■ GIVEN PROBLEM ■
Restate each entry word for word, leaving nothing out.

......

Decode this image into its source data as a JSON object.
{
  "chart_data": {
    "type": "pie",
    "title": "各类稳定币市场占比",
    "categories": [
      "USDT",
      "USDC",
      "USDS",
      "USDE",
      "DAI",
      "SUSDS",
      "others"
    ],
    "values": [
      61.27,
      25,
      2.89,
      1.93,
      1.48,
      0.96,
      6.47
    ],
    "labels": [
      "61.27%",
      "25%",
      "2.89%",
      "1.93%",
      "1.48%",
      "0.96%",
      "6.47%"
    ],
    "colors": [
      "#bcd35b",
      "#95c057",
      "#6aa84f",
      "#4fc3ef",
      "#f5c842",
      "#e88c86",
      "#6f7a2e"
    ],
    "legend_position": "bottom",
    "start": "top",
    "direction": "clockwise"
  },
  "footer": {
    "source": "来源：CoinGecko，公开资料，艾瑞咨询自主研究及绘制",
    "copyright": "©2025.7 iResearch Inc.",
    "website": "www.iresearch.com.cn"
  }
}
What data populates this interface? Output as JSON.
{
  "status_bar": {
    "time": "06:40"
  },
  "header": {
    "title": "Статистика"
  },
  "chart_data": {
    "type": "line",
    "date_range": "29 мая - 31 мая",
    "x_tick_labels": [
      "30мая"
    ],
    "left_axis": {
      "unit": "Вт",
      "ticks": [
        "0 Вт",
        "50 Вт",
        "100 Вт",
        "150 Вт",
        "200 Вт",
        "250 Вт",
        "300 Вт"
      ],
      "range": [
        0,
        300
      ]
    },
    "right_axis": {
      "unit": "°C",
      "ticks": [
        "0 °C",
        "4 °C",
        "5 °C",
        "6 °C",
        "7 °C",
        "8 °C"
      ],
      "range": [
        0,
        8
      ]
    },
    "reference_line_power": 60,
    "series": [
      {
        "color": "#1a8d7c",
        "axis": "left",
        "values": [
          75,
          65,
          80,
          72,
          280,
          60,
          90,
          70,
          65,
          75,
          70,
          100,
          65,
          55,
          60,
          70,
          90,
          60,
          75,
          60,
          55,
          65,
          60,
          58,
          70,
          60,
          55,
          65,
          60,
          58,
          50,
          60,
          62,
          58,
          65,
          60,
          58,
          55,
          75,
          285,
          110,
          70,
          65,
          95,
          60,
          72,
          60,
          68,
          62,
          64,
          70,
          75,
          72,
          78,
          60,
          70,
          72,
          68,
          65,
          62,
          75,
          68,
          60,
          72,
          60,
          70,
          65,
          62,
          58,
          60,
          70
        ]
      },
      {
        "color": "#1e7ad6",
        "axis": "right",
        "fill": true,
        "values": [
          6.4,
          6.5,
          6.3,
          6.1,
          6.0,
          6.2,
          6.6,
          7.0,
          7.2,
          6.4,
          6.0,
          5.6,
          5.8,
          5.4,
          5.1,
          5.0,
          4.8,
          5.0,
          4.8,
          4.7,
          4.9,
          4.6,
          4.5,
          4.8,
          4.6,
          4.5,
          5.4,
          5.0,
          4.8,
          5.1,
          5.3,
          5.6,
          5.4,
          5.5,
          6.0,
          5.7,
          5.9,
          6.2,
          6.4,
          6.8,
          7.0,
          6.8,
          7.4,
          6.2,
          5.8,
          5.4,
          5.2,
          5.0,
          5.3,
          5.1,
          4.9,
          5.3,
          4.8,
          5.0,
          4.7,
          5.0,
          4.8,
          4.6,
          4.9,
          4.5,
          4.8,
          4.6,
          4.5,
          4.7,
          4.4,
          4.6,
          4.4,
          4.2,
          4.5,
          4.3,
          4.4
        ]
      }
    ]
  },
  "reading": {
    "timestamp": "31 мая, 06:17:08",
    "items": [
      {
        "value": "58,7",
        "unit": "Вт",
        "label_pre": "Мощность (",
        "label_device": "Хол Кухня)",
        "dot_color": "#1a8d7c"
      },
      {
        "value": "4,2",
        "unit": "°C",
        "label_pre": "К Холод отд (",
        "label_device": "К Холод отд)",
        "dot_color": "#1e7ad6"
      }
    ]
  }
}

......

■ WRITTEN REPLY ■
Decode this image into its source data as a JSON object.
{
  "chart_data": {
    "type": "pie",
    "title": "各类稳定币市场占比",
    "categories": [
      "USDT",
      "USDC",
      "USDS",
      "USDE",
      "DAI",
      "SUSDS",
      "others"
    ],
    "values": [
      61.27,
      25,
      2.89,
      1.93,
      1.48,
      0.96,
      6.47
    ],
    "labels": [
      "61.27%",
      "25%",
      "2.89%",
      "1.93%",
      "1.48%",
      "0.96%",
      "6.47%"
    ],
    "colors": [
      "#bcd35b",
      "#95c057",
      "#6aa84f",
      "#4fc3ef",
      "#f5c842",
      "#e88c86",
      "#6f7a2e"
    ],
    "legend_position": "bottom",
    "start": "top",
    "direction": "clockwise"
  },
  "footer": {
    "source": "来源：CoinGecko，公开资料，艾瑞咨询自主研究及绘制",
    "copyright": "©2025.7 iResearch Inc.",
    "website": "www.iresearch.com.cn"
  }
}
What data populates this interface? Output as JSON.
{
  "status_bar": {
    "time": "06:40"
  },
  "header": {
    "title": "Статистика"
  },
  "chart_data": {
    "type": "line",
    "date_range": "29 мая - 31 мая",
    "x_tick_labels": [
      "30мая"
    ],
    "left_axis": {
      "unit": "Вт",
      "ticks": [
        "0 Вт",
        "50 Вт",
        "100 Вт",
        "150 Вт",
        "200 Вт",
        "250 Вт",
        "300 Вт"
      ],
      "range": [
        0,
        300
      ]
    },
    "right_axis": {
      "unit": "°C",
      "ticks": [
        "0 °C",
        "4 °C",
        "5 °C",
        "6 °C",
        "7 °C",
        "8 °C"
      ],
      "range": [
        0,
        8
      ]
    },
    "reference_line_power": 60,
    "series": [
      {
        "color": "#1a8d7c",
        "axis": "left",
        "values": [
          75,
          65,
          80,
          72,
          280,
          60,
          90,
          70,
          65,
          75,
          70,
          100,
          65,
          55,
          60,
          70,
          90,
          60,
          75,
          60,
          55,
          65,
          60,
          58,
          70,
          60,
          55,
          65,
          60,
          58,
          50,
          60,
          62,
          58,
          65,
          60,
          58,
          55,
          75,
          285,
          110,
          70,
          65,
          95,
          60,
          72,
          60,
          68,
          62,
          64,
          70,
          75,
          72,
          78,
          60,
          70,
          72,
          68,
          65,
          62,
          75,
          68,
          60,
          72,
          60,
          70,
          65,
          62,
          58,
          60,
          70
        ]
      },
      {
        "color": "#1e7ad6",
        "axis": "right",
        "fill": true,
        "values": [
          6.4,
          6.5,
          6.3,
          6.1,
          6.0,
          6.2,
          6.6,
          7.0,
          7.2,
          6.4,
          6.0,
          5.6,
          5.8,
          5.4,
          5.1,
          5.0,
          4.8,
          5.0,
          4.8,
          4.7,
          4.9,
          4.6,
          4.5,
          4.8,
          4.6,
          4.5,
          5.4,
          5.0,
          4.8,
          5.1,
          5.3,
          5.6,
          5.4,
          5.5,
          6.0,
          5.7,
          5.9,
          6.2,
          6.4,
          6.8,
          7.0,
          6.8,
          7.4,
          6.2,
          5.8,
          5.4,
          5.2,
          5.0,
          5.3,
          5.1,
          4.9,
          5.3,
          4.8,
          5.0,
          4.7,
          5.0,
          4.8,
          4.6,
          4.9,
          4.5,
          4.8,
          4.6,
          4.5,
          4.7,
          4.4,
          4.6,
          4.4,
          4.2,
          4.5,
          4.3,
          4.4
        ]
      }
    ]
  },
  "reading": {
    "timestamp": "31 мая, 06:17:08",
    "items": [
      {
        "value": "58,7",
        "unit": "Вт",
        "label_pre": "Мощность (",
        "label_device": "Хол Кухня)",
        "dot_color": "#1a8d7c"
      },
      {
        "value": "4,2",
        "unit": "°C",
        "label_pre": "К Холод отд (",
        "label_device": "К Холод отд)",
        "dot_color": "#1e7ad6"
      }
    ]
  }
}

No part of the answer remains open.